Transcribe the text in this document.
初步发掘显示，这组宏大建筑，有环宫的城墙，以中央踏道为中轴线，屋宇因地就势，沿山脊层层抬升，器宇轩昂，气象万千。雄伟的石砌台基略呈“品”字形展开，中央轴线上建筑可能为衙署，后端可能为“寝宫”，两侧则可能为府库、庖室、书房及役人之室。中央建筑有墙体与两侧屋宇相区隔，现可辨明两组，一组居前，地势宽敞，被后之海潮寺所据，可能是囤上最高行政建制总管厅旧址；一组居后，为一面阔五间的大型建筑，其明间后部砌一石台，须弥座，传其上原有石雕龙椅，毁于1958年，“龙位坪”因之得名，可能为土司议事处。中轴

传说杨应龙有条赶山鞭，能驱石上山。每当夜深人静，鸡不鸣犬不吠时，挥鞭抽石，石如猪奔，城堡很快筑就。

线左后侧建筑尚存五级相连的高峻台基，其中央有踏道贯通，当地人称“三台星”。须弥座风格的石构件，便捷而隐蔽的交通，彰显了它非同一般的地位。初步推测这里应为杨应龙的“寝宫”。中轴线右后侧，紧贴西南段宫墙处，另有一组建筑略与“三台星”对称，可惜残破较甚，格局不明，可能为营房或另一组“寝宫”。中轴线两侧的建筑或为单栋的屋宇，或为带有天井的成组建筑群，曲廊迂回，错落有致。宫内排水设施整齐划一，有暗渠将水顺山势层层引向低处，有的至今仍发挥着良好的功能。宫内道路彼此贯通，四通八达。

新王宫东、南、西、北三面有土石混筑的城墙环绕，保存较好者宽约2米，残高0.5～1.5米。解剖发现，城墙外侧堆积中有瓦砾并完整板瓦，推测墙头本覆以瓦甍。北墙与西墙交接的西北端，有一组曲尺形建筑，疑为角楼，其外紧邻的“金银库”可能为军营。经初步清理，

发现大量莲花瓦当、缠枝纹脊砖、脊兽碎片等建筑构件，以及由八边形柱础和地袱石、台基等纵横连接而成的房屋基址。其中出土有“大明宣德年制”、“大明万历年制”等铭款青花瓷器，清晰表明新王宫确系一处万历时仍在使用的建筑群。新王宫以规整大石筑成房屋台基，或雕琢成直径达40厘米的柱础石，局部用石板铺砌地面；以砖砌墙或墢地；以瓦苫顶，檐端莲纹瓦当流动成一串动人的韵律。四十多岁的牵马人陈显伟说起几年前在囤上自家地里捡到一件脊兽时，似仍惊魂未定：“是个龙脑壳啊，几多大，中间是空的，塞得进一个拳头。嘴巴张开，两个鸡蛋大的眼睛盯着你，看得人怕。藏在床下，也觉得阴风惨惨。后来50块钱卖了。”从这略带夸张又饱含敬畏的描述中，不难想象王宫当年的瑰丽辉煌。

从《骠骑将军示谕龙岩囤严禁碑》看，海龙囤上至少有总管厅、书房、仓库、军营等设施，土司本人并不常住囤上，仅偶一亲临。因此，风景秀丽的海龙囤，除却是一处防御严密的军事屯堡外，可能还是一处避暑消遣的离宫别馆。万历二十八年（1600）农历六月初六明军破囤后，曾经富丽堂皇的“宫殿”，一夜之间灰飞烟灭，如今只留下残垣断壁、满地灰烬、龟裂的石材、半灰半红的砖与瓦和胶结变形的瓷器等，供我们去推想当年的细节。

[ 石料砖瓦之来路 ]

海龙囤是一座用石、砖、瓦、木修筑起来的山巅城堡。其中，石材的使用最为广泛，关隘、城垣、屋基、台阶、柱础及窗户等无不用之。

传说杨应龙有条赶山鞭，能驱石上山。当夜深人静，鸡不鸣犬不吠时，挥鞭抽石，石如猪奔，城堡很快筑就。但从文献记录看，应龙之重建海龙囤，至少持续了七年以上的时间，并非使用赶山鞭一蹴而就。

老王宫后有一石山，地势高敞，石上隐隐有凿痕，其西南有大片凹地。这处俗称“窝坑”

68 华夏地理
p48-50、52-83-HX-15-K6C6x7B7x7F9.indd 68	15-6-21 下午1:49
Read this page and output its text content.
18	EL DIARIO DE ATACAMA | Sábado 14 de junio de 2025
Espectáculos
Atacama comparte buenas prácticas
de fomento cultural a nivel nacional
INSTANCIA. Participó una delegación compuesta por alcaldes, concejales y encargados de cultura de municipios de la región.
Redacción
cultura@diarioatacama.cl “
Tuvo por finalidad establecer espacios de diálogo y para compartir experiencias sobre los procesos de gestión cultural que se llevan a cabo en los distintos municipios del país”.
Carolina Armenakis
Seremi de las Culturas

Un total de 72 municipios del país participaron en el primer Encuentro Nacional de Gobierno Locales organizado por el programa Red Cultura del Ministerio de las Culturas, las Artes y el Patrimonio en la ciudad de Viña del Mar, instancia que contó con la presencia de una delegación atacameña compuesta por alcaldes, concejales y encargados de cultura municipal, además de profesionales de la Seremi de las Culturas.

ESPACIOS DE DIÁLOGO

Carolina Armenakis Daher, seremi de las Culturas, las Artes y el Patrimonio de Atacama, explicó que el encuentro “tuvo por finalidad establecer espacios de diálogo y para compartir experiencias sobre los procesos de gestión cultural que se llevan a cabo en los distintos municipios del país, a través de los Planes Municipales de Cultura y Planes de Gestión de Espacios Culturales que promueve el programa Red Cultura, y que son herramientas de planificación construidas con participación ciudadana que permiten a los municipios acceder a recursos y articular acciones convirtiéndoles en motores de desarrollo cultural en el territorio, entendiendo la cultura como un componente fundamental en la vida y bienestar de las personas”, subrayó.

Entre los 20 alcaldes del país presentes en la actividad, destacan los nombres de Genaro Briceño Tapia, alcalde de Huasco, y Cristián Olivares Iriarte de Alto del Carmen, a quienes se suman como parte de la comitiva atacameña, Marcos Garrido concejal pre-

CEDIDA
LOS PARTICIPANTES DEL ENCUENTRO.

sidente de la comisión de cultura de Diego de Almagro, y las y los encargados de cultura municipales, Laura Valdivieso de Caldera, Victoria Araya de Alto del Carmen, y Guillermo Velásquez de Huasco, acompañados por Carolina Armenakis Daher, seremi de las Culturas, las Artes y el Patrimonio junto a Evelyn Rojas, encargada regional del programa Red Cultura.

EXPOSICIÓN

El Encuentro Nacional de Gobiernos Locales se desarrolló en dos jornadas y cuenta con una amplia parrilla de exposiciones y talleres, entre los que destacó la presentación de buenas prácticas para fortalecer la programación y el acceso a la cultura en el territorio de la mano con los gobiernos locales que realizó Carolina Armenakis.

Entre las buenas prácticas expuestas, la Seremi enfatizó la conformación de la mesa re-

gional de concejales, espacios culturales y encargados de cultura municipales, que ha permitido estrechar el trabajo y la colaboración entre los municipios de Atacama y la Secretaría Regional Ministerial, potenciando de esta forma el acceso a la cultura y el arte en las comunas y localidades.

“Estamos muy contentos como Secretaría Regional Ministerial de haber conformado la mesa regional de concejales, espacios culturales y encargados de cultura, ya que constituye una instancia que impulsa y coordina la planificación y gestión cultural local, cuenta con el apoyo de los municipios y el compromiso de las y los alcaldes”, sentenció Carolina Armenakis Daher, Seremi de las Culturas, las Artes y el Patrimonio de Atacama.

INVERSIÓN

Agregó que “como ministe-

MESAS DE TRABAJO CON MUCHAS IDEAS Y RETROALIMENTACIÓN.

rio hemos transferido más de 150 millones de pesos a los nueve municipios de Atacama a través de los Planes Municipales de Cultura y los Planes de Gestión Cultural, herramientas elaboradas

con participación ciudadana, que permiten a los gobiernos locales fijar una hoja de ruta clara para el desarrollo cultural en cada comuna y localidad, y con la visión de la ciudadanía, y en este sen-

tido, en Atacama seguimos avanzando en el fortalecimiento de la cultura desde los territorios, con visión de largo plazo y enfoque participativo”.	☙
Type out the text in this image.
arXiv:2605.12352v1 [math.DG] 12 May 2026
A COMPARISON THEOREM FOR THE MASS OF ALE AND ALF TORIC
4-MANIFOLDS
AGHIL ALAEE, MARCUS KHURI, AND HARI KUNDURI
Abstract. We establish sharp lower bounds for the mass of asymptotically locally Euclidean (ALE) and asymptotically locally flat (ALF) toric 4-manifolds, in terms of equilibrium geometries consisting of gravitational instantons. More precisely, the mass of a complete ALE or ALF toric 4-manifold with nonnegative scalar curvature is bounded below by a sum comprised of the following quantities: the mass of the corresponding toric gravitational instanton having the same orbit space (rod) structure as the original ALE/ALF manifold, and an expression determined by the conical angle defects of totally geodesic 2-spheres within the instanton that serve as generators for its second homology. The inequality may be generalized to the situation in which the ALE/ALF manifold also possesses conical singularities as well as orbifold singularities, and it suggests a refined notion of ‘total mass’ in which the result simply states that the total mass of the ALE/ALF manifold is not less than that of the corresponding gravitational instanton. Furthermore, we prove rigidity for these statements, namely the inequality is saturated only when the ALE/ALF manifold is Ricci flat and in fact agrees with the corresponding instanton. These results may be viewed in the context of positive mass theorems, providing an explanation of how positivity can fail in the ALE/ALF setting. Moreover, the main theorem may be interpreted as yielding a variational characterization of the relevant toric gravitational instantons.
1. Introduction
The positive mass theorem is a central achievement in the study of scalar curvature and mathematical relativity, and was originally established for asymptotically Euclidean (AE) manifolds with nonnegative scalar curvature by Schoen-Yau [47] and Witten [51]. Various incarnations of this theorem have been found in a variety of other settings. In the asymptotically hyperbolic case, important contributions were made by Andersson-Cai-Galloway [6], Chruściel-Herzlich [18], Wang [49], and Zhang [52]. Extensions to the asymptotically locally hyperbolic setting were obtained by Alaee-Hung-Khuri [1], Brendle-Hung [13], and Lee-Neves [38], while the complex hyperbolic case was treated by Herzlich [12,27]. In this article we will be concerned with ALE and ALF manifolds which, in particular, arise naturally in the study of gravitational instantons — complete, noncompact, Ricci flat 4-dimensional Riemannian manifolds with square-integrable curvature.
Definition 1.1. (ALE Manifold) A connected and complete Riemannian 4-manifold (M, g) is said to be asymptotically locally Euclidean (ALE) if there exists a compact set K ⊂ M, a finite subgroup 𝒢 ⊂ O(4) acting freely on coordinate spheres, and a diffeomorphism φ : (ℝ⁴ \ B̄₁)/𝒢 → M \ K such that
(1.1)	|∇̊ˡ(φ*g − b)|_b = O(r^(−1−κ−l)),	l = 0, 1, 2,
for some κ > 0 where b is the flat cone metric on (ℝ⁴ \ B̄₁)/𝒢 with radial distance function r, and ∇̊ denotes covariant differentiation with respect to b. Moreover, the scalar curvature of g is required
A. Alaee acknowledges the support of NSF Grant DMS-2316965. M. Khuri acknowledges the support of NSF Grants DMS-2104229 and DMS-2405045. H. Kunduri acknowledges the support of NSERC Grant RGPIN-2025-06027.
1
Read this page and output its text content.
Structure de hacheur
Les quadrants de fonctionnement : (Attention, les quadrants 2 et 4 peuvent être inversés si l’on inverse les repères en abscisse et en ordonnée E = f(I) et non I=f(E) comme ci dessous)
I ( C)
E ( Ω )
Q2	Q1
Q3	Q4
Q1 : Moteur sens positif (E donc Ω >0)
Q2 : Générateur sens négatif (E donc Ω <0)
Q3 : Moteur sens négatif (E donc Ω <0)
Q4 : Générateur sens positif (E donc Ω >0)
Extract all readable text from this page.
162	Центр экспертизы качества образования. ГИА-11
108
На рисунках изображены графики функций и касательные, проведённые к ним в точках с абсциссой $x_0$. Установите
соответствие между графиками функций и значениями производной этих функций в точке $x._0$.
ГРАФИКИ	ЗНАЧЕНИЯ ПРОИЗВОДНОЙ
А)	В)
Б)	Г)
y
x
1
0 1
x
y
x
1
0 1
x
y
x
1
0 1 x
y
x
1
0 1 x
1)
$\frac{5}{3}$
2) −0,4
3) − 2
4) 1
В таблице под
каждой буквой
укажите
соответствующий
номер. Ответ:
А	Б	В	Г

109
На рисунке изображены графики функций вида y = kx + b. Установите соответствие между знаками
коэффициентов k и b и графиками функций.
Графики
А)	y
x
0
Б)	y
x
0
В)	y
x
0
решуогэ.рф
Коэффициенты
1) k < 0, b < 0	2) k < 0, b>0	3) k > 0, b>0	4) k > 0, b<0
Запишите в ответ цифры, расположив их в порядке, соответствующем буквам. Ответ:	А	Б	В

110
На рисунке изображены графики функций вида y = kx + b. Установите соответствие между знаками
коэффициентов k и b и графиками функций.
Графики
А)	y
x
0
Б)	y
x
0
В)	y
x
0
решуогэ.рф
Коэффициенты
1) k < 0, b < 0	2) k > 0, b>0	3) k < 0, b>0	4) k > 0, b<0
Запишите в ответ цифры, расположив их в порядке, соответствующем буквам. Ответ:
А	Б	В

+ + + + +

• **GIVEN TASK**: Copy out the lines starting at the one containing "Extract all readable text from this page." and ending with the last line of the entries. Include nothing else.

• **TASK SOLUTION**:
Extract all readable text from this page.
162	Центр экспертизы качества образования. ГИА-11
108
На рисунках изображены графики функций и касательные, проведённые к ним в точках с абсциссой $x_0$. Установите
соответствие между графиками функций и значениями производной этих функций в точке $x._0$.
ГРАФИКИ	ЗНАЧЕНИЯ ПРОИЗВОДНОЙ
А)	В)
Б)	Г)
y
x
1
0 1
x
y
x
1
0 1
x
y
x
1
0 1 x
y
x
1
0 1 x
1)
$\frac{5}{3}$
2) −0,4
3) − 2
4) 1
В таблице под
каждой буквой
укажите
соответствующий
номер. Ответ:
А	Б	В	Г

109
На рисунке изображены графики функций вида y = kx + b. Установите соответствие между знаками
коэффициентов k и b и графиками функций.
Графики
А)	y
x
0
Б)	y
x
0
В)	y
x
0
решуогэ.рф
Коэффициенты
1) k < 0, b < 0	2) k < 0, b>0	3) k > 0, b>0	4) k > 0, b<0
Запишите в ответ цифры, расположив их в порядке, соответствующем буквам. Ответ:	А	Б	В

110
На рисунке изображены графики функций вида y = kx + b. Установите соответствие между знаками
коэффициентов k и b и графиками функций.
Графики
А)	y
x
0
Б)	y
x
0
В)	y
x
0
решуогэ.рф
Коэффициенты
1) k < 0, b < 0	2) k > 0, b>0	3) k < 0, b>0	4) k > 0, b<0
Запишите в ответ цифры, расположив их в порядке, соответствующем буквам. Ответ:
А	Б	В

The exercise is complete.